EXERCISE ▸
Scan the listing below. Report each line that includes "Annotators".
━━ MATERIALS PROVIDED
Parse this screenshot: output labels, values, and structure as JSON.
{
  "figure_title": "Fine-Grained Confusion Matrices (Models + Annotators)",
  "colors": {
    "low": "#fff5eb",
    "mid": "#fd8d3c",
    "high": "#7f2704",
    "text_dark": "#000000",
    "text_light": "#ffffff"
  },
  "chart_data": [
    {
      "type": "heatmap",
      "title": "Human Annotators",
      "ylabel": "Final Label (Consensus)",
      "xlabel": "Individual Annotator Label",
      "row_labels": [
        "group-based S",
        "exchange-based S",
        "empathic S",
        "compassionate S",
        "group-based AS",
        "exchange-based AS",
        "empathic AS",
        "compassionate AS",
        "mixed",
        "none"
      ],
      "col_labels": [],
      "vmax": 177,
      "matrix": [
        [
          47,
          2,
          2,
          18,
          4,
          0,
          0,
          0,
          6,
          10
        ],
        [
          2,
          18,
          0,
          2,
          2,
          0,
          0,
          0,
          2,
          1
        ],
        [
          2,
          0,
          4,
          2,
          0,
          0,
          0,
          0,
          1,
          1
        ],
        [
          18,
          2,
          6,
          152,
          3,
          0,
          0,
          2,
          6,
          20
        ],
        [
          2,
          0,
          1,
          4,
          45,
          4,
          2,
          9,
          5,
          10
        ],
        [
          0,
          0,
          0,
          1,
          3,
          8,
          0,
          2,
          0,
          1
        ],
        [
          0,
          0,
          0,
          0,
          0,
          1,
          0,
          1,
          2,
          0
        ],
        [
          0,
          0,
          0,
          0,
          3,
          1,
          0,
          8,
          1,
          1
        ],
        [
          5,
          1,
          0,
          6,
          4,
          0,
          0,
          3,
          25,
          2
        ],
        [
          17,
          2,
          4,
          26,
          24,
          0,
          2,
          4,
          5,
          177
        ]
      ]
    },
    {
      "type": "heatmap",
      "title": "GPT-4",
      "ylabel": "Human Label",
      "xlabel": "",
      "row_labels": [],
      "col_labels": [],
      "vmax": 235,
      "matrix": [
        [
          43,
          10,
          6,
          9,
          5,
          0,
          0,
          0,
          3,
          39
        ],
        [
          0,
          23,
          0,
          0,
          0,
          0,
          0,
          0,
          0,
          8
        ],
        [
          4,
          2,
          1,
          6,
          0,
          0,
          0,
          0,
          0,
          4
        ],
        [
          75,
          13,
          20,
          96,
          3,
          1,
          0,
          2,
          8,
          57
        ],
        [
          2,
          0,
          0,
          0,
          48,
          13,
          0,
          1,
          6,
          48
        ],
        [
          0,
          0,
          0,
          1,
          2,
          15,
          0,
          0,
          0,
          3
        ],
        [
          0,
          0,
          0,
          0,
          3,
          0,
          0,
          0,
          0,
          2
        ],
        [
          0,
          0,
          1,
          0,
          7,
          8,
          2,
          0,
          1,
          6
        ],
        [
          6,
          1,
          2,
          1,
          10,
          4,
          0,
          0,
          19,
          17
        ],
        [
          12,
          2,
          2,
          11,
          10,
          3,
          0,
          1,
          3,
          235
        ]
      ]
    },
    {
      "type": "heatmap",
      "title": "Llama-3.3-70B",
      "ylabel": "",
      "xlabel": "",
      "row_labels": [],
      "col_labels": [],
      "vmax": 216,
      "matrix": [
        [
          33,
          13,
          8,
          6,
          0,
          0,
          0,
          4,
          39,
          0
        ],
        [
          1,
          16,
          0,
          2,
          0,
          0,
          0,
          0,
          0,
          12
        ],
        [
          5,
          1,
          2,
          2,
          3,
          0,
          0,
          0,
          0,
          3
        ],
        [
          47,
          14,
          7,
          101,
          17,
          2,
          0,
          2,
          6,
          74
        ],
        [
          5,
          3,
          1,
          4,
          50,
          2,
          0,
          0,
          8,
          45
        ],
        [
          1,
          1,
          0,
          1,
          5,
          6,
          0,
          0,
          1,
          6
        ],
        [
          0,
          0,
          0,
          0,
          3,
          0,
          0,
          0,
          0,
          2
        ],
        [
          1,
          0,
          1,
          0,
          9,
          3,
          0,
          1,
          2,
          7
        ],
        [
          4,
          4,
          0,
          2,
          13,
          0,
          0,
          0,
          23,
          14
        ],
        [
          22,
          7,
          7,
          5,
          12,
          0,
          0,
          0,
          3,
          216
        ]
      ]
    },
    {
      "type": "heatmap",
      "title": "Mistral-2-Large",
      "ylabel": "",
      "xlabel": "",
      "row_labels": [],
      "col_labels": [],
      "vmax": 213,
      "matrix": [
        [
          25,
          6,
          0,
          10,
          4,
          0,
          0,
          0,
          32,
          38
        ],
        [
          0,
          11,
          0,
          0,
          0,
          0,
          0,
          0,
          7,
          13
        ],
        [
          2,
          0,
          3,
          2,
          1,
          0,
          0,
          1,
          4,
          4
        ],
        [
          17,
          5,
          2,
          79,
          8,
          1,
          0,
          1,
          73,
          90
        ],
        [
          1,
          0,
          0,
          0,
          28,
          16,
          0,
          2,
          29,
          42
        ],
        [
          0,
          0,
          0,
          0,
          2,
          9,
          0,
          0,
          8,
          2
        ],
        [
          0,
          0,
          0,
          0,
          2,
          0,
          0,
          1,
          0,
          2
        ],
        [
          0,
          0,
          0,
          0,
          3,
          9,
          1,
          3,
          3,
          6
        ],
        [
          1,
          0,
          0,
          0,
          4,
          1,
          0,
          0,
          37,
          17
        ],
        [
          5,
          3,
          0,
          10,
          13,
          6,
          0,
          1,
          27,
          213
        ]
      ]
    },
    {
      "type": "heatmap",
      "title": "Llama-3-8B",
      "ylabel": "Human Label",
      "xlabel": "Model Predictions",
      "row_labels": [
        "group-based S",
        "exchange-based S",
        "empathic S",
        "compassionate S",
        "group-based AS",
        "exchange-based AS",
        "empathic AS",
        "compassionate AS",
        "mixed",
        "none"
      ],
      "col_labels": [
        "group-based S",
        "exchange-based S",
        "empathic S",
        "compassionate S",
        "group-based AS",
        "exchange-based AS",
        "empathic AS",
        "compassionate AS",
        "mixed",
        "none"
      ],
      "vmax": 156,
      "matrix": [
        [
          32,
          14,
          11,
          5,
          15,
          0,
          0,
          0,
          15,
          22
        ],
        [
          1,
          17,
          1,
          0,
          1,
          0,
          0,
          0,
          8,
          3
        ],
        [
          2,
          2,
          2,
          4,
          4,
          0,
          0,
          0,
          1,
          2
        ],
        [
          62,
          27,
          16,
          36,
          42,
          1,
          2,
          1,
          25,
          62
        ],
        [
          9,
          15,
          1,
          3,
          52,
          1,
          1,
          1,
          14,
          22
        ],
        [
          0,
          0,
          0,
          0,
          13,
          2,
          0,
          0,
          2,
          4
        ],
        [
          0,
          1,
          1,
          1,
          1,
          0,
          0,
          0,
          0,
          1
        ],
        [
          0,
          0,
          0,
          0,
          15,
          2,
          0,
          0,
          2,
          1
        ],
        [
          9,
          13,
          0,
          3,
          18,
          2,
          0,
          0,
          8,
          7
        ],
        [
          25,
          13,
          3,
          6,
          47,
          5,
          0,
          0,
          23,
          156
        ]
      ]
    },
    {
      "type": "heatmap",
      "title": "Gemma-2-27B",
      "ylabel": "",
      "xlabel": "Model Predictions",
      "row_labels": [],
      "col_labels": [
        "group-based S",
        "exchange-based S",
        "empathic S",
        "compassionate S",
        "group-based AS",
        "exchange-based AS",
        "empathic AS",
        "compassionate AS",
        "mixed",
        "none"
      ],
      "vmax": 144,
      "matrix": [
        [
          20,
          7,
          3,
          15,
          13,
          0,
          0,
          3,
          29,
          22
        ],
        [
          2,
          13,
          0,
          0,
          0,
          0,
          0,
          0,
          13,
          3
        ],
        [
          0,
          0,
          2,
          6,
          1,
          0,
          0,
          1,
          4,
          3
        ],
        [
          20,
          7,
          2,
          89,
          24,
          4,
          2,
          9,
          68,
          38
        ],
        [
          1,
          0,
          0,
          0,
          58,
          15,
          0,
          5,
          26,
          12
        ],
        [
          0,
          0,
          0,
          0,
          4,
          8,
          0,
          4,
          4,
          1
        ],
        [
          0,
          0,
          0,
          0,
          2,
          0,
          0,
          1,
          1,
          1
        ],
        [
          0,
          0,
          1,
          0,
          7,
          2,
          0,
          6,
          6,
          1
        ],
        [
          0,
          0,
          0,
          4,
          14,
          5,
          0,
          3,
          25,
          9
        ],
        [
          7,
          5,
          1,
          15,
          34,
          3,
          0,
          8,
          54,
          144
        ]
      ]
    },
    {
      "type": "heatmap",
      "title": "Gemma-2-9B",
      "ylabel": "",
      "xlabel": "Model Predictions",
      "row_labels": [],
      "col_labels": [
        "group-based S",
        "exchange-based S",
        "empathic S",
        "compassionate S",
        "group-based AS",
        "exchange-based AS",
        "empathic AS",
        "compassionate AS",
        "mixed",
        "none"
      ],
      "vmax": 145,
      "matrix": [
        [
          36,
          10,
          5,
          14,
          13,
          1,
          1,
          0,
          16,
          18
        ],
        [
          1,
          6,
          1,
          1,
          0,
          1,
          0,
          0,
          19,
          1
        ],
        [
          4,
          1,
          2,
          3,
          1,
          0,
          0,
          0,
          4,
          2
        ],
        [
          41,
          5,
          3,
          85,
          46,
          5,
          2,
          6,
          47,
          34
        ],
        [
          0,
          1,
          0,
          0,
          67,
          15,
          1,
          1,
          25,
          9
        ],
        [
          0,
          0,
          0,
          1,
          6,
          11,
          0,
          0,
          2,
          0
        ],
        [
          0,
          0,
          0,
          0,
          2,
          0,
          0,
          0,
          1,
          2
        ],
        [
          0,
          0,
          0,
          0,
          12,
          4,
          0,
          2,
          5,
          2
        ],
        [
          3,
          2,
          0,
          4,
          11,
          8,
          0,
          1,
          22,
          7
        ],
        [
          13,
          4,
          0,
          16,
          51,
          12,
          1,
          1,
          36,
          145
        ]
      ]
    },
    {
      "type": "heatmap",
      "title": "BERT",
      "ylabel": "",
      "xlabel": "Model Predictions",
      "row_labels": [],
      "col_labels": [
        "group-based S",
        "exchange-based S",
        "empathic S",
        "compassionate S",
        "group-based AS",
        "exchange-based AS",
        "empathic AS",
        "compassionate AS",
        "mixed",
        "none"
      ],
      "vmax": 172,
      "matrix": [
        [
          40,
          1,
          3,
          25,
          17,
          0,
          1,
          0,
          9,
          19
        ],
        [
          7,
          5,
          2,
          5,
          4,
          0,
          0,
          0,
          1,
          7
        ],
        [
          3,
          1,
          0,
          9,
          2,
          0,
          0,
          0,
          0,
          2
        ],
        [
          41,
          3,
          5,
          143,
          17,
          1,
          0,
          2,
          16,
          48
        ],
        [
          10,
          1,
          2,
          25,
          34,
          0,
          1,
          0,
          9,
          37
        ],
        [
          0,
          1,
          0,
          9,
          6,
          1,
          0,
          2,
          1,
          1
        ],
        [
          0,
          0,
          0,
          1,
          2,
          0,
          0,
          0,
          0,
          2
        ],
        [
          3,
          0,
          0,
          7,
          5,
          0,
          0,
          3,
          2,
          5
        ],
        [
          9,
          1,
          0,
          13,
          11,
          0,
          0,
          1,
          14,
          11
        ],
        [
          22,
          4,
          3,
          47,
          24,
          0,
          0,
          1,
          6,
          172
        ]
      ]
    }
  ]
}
━━━━
TASK ANSWER ▸
  "figure_title": "Fine-Grained Confusion Matrices (Models + Annotators)",
      "title": "Human Annotators",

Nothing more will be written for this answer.